— Source document —
☆ ☆ ☆ ☆ ☆ ☆ ☆
Many people neglect to treat the skin on their scalp, which is also susceptible to itchiness and dryness. A dry scalp causes small white flakes on your hairline, which can look similar to dandruff. However, dandruff flakes are bigger and tend to look oilier. A dry scalp is triggered by cold weather which causes the skin to lose moisture. Shampooing your hair too often with harsh products and hot water can cause dryness and itchiness. Turn down the temperature and try to keep your showers short so you do not disrupt the skins barrier. Switch to a gentle shampoo, letting your hair air-dry indoors afterwards. Avoid hair products which contain ingredients that will dry out the scalp, such as alcohol and fragrances. Finally, always wear a cotton beanie hat when outside for protection against the cold weather.
Redness occurs because our bodies are trying to keep warm, bringing blood close to the surface of our skin and making tiny blood vessels expand. These blood capillaries don’t close as quickly when we age, which leads to redness on the face that lingers. Furthermore, Christmas and New Year’s Eve are peak drinking seasons. When your body isn’t able to fully digest alcohol, this can trigger more redness and flushed skin. When you go outside, wrap a cotton scarf around the face as a protective barrier against harsh, irritating winds. Avoid spicy foods, too much cheese, caffeine, and alcohol as this can cause flare ups to the skin. Look for SPF 30+ sunscreens that contain zinc oxide or titanium dioxide, as these are the ingredients that are least irritating to the skin. Don’t rub or massage the face, as this will only exacerbate redness to the skin. If you suspect you have rosacea, visit an accredited dermatology clinic to easily treat redness and any changes to the skin.
☆ ☆ ☆ ☆ ☆ ☆ ☆
— Dataset excerpts —
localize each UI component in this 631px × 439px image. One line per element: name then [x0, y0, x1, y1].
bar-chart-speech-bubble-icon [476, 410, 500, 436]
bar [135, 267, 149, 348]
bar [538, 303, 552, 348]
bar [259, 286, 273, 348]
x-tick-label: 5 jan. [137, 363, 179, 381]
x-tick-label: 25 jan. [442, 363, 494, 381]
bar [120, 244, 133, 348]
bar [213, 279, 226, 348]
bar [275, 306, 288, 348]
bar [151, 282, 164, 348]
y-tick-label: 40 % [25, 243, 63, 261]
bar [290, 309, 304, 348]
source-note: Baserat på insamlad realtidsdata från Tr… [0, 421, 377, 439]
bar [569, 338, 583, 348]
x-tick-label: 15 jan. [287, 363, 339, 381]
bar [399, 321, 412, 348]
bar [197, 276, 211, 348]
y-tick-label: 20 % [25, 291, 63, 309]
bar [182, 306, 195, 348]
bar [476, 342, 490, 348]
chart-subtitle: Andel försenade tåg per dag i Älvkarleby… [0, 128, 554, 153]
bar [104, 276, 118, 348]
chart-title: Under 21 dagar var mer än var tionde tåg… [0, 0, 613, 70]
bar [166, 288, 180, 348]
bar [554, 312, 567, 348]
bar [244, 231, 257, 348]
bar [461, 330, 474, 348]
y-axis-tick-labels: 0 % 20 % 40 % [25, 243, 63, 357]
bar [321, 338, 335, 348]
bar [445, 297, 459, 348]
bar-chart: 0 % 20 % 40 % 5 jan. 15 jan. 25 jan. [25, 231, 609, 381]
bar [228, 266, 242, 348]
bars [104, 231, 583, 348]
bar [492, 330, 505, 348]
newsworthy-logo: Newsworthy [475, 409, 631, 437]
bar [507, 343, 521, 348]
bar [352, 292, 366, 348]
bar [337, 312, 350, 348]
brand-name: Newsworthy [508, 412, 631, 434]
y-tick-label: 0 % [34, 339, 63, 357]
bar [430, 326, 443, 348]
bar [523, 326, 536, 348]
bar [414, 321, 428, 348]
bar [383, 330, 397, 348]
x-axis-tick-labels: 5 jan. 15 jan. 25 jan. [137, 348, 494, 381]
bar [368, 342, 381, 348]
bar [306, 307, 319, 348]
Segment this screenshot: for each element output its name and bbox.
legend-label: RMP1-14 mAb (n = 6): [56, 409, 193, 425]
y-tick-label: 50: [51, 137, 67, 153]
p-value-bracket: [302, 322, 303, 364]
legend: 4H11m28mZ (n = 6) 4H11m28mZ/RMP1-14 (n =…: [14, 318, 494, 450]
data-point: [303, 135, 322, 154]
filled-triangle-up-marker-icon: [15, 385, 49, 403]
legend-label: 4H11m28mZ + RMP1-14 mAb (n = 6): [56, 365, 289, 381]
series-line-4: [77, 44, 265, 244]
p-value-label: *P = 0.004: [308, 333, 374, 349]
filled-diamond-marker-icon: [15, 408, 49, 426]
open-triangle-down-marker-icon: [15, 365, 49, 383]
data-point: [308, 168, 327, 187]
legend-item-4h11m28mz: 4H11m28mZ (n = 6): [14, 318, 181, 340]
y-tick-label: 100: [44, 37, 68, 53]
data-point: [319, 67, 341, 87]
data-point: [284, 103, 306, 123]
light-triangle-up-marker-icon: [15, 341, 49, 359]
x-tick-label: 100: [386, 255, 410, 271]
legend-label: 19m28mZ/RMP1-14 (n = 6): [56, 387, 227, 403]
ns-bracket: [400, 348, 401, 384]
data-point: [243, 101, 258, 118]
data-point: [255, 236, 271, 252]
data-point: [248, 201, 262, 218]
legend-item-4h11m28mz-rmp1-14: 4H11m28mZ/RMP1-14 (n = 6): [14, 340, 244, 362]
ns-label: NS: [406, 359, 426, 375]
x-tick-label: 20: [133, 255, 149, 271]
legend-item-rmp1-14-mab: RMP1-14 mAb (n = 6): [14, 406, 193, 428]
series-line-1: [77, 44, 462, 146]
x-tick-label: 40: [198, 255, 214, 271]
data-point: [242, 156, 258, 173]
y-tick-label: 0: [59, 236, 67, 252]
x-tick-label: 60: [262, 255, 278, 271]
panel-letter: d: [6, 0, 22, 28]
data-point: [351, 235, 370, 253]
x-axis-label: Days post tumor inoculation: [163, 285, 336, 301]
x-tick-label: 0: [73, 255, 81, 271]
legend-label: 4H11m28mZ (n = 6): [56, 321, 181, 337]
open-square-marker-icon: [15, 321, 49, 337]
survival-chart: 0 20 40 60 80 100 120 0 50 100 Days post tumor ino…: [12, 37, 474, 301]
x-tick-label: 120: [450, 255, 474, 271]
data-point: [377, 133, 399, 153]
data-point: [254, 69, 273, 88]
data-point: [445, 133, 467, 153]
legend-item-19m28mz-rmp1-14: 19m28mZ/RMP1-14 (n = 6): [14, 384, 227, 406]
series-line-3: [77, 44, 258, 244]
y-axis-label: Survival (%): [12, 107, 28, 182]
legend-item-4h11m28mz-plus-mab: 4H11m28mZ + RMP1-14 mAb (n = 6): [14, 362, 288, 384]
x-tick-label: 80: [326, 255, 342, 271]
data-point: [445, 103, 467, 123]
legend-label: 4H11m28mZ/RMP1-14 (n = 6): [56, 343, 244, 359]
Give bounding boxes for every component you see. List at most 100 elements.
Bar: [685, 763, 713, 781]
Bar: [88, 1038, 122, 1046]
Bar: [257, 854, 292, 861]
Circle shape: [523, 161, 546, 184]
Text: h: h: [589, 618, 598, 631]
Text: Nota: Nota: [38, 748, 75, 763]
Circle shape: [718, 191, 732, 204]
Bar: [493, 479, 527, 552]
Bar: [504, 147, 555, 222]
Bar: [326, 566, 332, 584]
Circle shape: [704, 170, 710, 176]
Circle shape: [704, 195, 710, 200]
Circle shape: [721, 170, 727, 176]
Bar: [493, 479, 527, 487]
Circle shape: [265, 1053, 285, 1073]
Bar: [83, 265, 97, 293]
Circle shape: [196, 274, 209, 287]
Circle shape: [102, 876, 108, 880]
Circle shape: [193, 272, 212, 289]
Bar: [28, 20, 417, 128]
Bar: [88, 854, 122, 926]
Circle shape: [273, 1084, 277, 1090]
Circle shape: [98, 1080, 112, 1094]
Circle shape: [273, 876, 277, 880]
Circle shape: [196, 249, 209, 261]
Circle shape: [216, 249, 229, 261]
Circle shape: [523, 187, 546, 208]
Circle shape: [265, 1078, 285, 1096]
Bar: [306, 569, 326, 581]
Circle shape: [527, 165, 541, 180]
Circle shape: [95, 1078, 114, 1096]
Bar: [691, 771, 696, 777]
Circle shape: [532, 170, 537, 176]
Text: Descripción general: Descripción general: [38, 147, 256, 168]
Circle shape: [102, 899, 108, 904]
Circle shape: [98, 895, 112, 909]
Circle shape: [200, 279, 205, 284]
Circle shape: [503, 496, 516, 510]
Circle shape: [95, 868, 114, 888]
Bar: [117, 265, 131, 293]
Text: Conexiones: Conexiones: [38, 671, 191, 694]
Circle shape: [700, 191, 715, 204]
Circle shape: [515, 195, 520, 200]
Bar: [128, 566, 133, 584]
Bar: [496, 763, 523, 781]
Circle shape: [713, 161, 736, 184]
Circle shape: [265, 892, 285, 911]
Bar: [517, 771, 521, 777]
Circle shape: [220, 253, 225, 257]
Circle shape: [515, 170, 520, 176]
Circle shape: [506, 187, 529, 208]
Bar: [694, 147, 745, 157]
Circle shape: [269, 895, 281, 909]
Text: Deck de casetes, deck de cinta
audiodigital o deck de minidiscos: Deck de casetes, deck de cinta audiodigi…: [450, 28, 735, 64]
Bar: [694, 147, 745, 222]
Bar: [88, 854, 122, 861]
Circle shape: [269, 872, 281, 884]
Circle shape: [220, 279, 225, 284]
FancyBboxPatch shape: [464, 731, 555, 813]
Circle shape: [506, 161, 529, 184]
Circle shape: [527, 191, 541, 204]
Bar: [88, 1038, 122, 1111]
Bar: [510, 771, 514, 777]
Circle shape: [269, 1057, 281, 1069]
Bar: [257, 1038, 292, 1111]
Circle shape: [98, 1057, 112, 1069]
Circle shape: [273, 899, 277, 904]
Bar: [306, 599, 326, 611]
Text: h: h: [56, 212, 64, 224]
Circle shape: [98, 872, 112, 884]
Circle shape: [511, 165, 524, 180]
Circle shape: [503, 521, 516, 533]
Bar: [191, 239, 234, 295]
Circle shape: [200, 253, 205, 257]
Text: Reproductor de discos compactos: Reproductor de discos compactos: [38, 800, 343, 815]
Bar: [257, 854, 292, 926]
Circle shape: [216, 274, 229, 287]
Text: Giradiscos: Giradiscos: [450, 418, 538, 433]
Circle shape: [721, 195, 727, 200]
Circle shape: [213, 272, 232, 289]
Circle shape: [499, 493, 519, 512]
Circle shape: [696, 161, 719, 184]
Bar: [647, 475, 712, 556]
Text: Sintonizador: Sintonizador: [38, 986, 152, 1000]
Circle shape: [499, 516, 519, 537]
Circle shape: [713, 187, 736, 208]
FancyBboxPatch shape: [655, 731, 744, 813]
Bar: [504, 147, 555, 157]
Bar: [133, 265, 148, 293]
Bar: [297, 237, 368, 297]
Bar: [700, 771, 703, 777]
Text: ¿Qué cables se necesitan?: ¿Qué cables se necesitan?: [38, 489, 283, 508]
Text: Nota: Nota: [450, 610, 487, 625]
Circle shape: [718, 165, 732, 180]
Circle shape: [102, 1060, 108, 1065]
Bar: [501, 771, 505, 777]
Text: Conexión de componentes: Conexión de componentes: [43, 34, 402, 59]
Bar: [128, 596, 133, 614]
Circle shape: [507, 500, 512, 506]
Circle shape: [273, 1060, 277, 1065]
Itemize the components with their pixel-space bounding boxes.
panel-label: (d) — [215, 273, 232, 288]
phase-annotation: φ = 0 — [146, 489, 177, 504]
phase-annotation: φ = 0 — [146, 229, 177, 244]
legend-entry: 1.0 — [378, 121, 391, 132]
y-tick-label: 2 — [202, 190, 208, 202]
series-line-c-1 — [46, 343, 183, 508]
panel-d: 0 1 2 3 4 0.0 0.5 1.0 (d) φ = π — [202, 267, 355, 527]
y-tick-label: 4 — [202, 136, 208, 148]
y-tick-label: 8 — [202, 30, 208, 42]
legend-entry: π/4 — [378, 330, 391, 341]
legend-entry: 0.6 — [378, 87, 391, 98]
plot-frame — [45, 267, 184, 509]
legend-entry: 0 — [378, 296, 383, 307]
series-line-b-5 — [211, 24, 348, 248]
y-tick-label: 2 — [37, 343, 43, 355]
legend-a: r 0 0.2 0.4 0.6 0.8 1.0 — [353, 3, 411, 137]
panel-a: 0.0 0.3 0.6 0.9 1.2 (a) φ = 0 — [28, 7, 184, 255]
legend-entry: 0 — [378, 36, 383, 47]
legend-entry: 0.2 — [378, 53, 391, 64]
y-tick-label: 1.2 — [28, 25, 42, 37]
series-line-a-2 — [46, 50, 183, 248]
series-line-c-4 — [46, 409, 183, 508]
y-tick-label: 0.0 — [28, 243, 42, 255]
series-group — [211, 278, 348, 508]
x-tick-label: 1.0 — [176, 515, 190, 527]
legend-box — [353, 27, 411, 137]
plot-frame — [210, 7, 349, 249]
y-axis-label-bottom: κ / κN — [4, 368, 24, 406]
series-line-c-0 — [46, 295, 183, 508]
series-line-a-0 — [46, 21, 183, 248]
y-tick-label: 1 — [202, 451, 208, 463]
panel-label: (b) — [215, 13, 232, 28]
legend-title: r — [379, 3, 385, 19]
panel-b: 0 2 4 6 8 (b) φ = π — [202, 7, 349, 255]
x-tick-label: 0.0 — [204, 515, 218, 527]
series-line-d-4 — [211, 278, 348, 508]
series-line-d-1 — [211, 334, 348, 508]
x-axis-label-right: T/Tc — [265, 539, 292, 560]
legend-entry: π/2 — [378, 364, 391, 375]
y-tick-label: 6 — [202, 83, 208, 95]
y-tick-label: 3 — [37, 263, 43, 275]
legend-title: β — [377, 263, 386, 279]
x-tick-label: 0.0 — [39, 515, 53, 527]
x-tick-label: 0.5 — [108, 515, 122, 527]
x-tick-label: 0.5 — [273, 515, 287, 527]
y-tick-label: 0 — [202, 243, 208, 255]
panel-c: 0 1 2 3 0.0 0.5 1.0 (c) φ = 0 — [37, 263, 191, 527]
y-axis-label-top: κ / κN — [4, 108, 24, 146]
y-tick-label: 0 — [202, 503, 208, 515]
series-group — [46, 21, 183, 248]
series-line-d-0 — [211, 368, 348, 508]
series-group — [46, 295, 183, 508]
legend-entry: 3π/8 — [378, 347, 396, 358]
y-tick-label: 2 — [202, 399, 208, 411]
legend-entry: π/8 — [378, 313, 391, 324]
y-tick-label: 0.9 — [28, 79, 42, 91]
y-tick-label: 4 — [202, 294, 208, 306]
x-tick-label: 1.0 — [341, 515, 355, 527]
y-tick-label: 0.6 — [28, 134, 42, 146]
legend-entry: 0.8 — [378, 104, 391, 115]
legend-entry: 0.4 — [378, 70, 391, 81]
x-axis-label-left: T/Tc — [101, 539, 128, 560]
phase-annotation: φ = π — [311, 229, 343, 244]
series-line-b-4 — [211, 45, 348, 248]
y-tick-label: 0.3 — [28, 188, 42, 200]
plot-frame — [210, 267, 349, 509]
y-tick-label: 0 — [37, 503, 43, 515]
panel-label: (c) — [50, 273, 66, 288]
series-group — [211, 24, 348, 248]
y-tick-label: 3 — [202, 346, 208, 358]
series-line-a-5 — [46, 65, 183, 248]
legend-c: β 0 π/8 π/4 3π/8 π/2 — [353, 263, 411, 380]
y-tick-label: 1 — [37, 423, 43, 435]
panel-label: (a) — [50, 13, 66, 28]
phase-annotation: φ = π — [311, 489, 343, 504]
☆ ☆ ☆ ☆ ☆ ☆ ☆
— Things to do —
[a] Translate this sentence from the skin care text into Spanish: "Switch to a gentle shampoo, letting your hair air-dry indoors afterwards."
[b] Continue the text on dry scalp and facial redness from the point where it ends.

— Responses per task —
[a] Cambia a un champú suave y deja que el cabello se seque al aire en interiores después.

[b]
Chafing occurs when your skin repeatedly comes into contact with another material, clothing, or excess skin. It is most common in-between your thighs and underneath your breasts. Chafing occurs due to the friction and pressure of this repetitive rubbing, which can cause damage to the dermis, leaving it exposed and irritated. This can lead to itchiness and sore skin. Chafing can also occur during winter, when the air is dry. If you have chafed skin, apply a chafing cream or fragrance-free moisturiser to help your skin heal fast. Ensure to keep the are clean to reduce the risk of bacterial infection, patting the skin dry to avoid further irritation.
When the weather gets colder, skin tends to become paler, which can make eye bags and dark circles stand out more. Eye bags happen because the skin underneath your eyes is very thin, allowing blood vessels to show through, resulting in a darker appearance. Darker skin tones typically have very thin lower eyelid skin, more pigment and more melanin which can lead to hyperpigmentation under the eyes becoming more visible. Add on lifestyle factors such as lack of sleep, stress and too much screen time, and dark circles can become prominent. A retinol eye serum is great for preventing dark circles and hyperpigmentation by stabilising melanocytes. Cold compresses can also shrink the dilated blood vessels to reduce the appearance of dark circles. Alongside good quality sleep and hydration, check your diet for any deficiencies as dark circles have been linked to Vitamin b12 and Vitamin E deficiencies. Sculptra filler will hide any purple colour in your dark circles if you have leaky blood vessels and will reduce the appearance of fine lines.